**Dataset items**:
+-------+

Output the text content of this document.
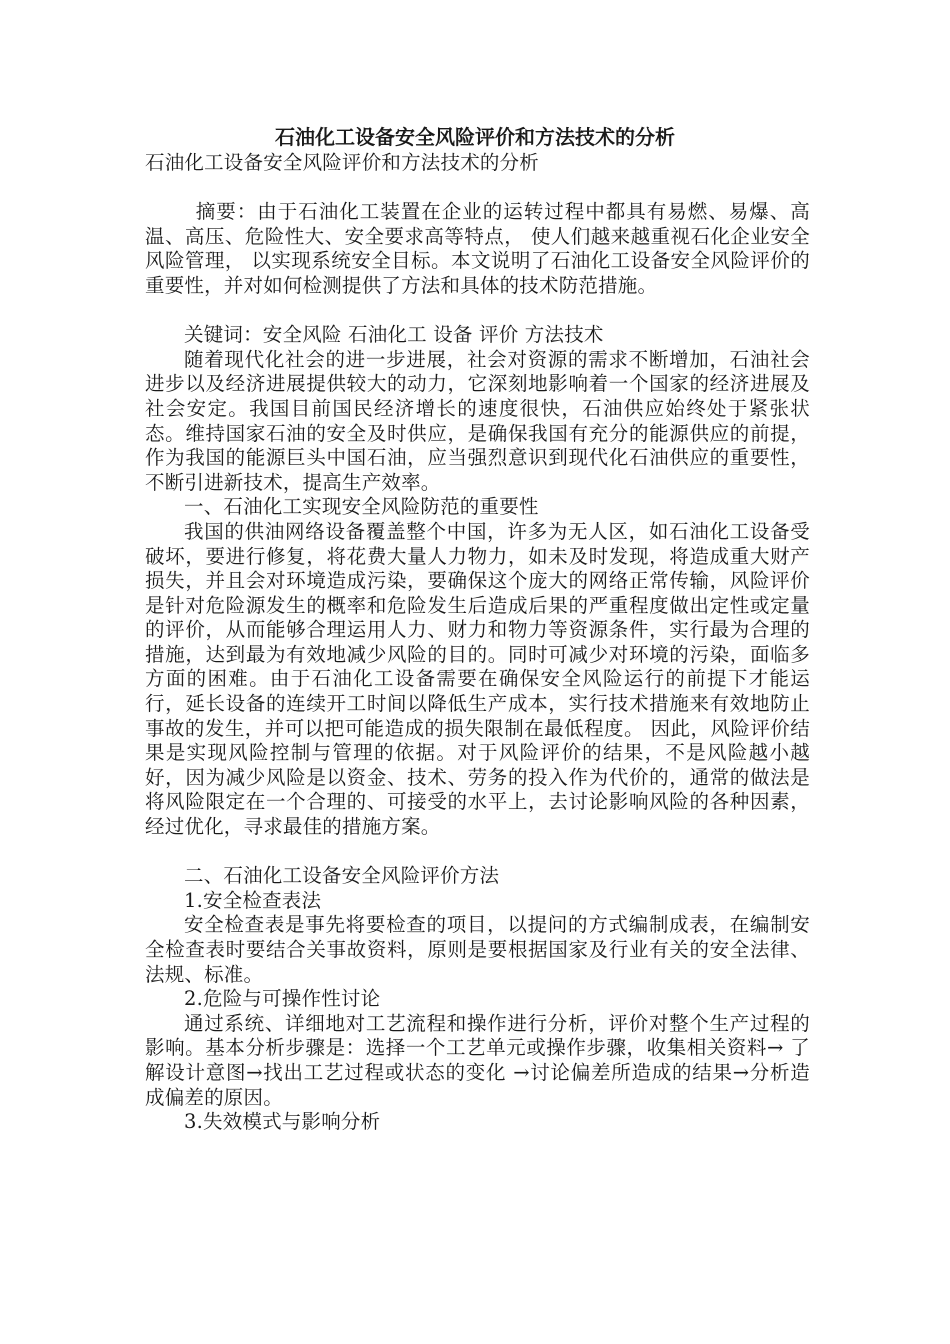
石油化工设备安全风险评价和方法技术的分析

石油化工设备安全风险评价和方法技术的分析

摘要：由于石油化工装置在企业的运转过程中都具有易燃、易爆、高温、高压、危险性大、安全要求高等特点， 使人们越来越重视石化企业安全风险管理， 以实现系统安全目标。本文说明了石油化工设备安全风险评价的重要性，并对如何检测提供了方法和具体的技术防范措施。

关键词：安全风险 石油化工 设备 评价 方法技术

随着现代化社会的进一步进展，社会对资源的需求不断增加，石油社会进步以及经济进展提供较大的动力，它深刻地影响着一个国家的经济进展及社会安定。我国目前国民经济增长的速度很快，石油供应始终处于紧张状态。维持国家石油的安全及时供应，是确保我国有充分的能源供应的前提，作为我国的能源巨头中国石油，应当强烈意识到现代化石油供应的重要性，不断引进新技术，提高生产效率。

一、石油化工实现安全风险防范的重要性

我国的供油网络设备覆盖整个中国，许多为无人区，如石油化工设备受破坏，要进行修复，将花费大量人力物力，如未及时发现，将造成重大财产损失，并且会对环境造成污染，要确保这个庞大的网络正常传输，风险评价是针对危险源发生的概率和危险发生后造成后果的严重程度做出定性或定量的评价，从而能够合理运用人力、财力和物力等资源条件，实行最为合理的措施，达到最为有效地减少风险的目的。同时可减少对环境的污染，面临多方面的困难。由于石油化工设备需要在确保安全风险运行的前提下才能运行，延长设备的连续开工时间以降低生产成本，实行技术措施来有效地防止事故的发生，并可以把可能造成的损失限制在最低程度。 因此，风险评价结果是实现风险控制与管理的依据。对于风险评价的结果，不是风险越小越好，因为减少风险是以资金、技术、劳务的投入作为代价的，通常的做法是将风险限定在一个合理的、可接受的水平上，去讨论影响风险的各种因素，经过优化，寻求最佳的措施方案。

二、石油化工设备安全风险评价方法

1.安全检查表法

安全检查表是事先将要检查的项目，以提问的方式编制成表，在编制安全检查表时要结合关事故资料，原则是要根据国家及行业有关的安全法律、法规、标准。

2.危险与可操作性讨论

通过系统、详细地对工艺流程和操作进行分析，评价对整个生产过程的影响。基本分析步骤是：选择一个工艺单元或操作步骤，收集相关资料→ 了解设计意图→找出工艺过程或状态的变化 →讨论偏差所造成的结果→分析造成偏差的原因。

3.失效模式与影响分析
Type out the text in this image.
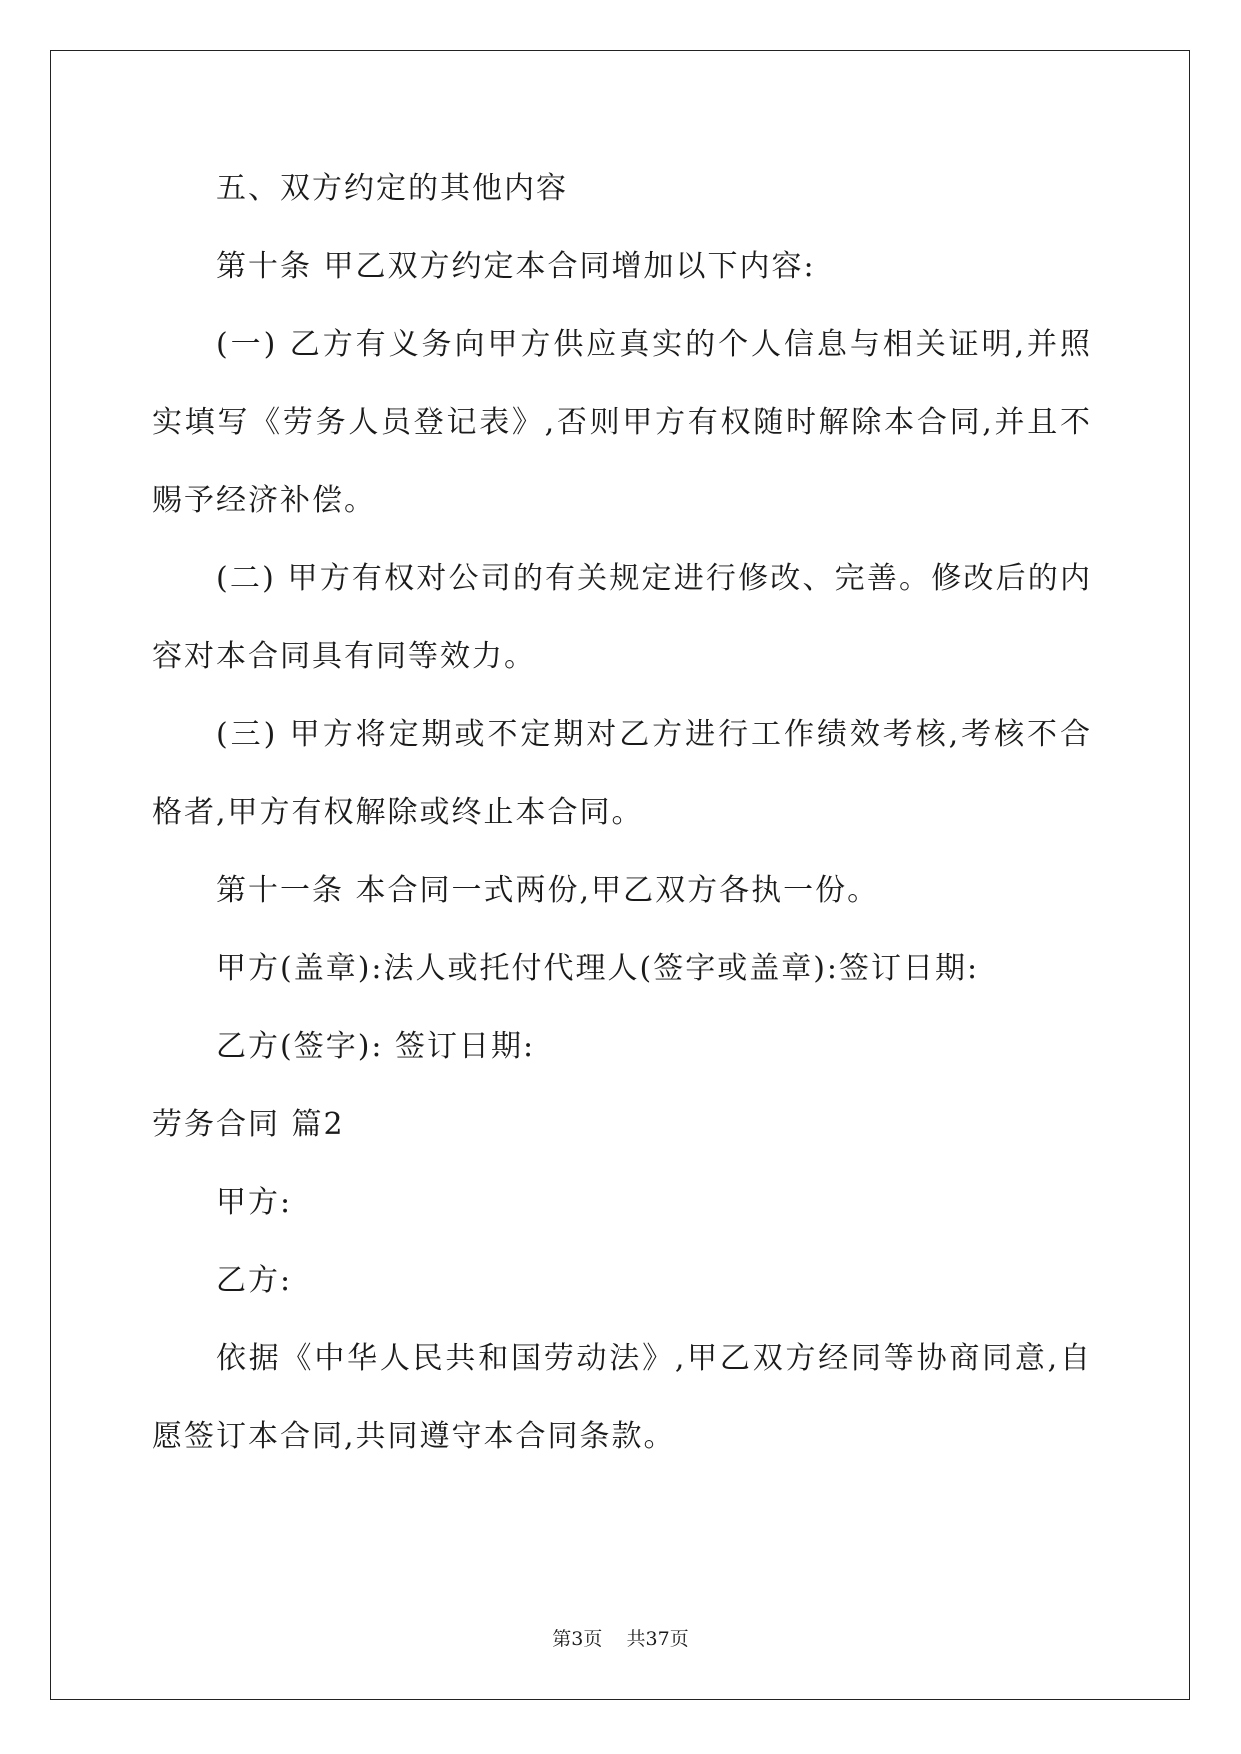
五、双方约定的其他内容

第十条 甲乙双方约定本合同增加以下内容:

(一) 乙方有义务向甲方供应真实的个人信息与相关证明,并照实填写《劳务人员登记表》,否则甲方有权随时解除本合同,并且不赐予经济补偿。

(二) 甲方有权对公司的有关规定进行修改、完善。修改后的内容对本合同具有同等效力。

(三) 甲方将定期或不定期对乙方进行工作绩效考核,考核不合格者,甲方有权解除或终止本合同。

第十一条 本合同一式两份,甲乙双方各执一份。

甲方(盖章):法人或托付代理人(签字或盖章):签订日期:

乙方(签字): 签订日期:

劳务合同 篇2

甲方:

乙方:

依据《中华人民共和国劳动法》,甲乙双方经同等协商同意,自愿签订本合同,共同遵守本合同条款。

第3页 共37页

+-------+

**Set problem**: Without including any pictures, print all of the material exactly as given.

**Response for this exercise**:
Output the text content of this document.
石油化工设备安全风险评价和方法技术的分析

石油化工设备安全风险评价和方法技术的分析

摘要：由于石油化工装置在企业的运转过程中都具有易燃、易爆、高温、高压、危险性大、安全要求高等特点， 使人们越来越重视石化企业安全风险管理， 以实现系统安全目标。本文说明了石油化工设备安全风险评价的重要性，并对如何检测提供了方法和具体的技术防范措施。

关键词：安全风险 石油化工 设备 评价 方法技术

随着现代化社会的进一步进展，社会对资源的需求不断增加，石油社会进步以及经济进展提供较大的动力，它深刻地影响着一个国家的经济进展及社会安定。我国目前国民经济增长的速度很快，石油供应始终处于紧张状态。维持国家石油的安全及时供应，是确保我国有充分的能源供应的前提，作为我国的能源巨头中国石油，应当强烈意识到现代化石油供应的重要性，不断引进新技术，提高生产效率。

一、石油化工实现安全风险防范的重要性

我国的供油网络设备覆盖整个中国，许多为无人区，如石油化工设备受破坏，要进行修复，将花费大量人力物力，如未及时发现，将造成重大财产损失，并且会对环境造成污染，要确保这个庞大的网络正常传输，风险评价是针对危险源发生的概率和危险发生后造成后果的严重程度做出定性或定量的评价，从而能够合理运用人力、财力和物力等资源条件，实行最为合理的措施，达到最为有效地减少风险的目的。同时可减少对环境的污染，面临多方面的困难。由于石油化工设备需要在确保安全风险运行的前提下才能运行，延长设备的连续开工时间以降低生产成本，实行技术措施来有效地防止事故的发生，并可以把可能造成的损失限制在最低程度。 因此，风险评价结果是实现风险控制与管理的依据。对于风险评价的结果，不是风险越小越好，因为减少风险是以资金、技术、劳务的投入作为代价的，通常的做法是将风险限定在一个合理的、可接受的水平上，去讨论影响风险的各种因素，经过优化，寻求最佳的措施方案。

二、石油化工设备安全风险评价方法

1.安全检查表法

安全检查表是事先将要检查的项目，以提问的方式编制成表，在编制安全检查表时要结合关事故资料，原则是要根据国家及行业有关的安全法律、法规、标准。

2.危险与可操作性讨论

通过系统、详细地对工艺流程和操作进行分析，评价对整个生产过程的影响。基本分析步骤是：选择一个工艺单元或操作步骤，收集相关资料→ 了解设计意图→找出工艺过程或状态的变化 →讨论偏差所造成的结果→分析造成偏差的原因。

3.失效模式与影响分析
Type out the text in this image.
五、双方约定的其他内容

第十条 甲乙双方约定本合同增加以下内容:

(一) 乙方有义务向甲方供应真实的个人信息与相关证明,并照实填写《劳务人员登记表》,否则甲方有权随时解除本合同,并且不赐予经济补偿。

(二) 甲方有权对公司的有关规定进行修改、完善。修改后的内容对本合同具有同等效力。

(三) 甲方将定期或不定期对乙方进行工作绩效考核,考核不合格者,甲方有权解除或终止本合同。

第十一条 本合同一式两份,甲乙双方各执一份。

甲方(盖章):法人或托付代理人(签字或盖章):签订日期:

乙方(签字): 签订日期:

劳务合同 篇2

甲方:

乙方:

依据《中华人民共和国劳动法》,甲乙双方经同等协商同意,自愿签订本合同,共同遵守本合同条款。

第3页 共37页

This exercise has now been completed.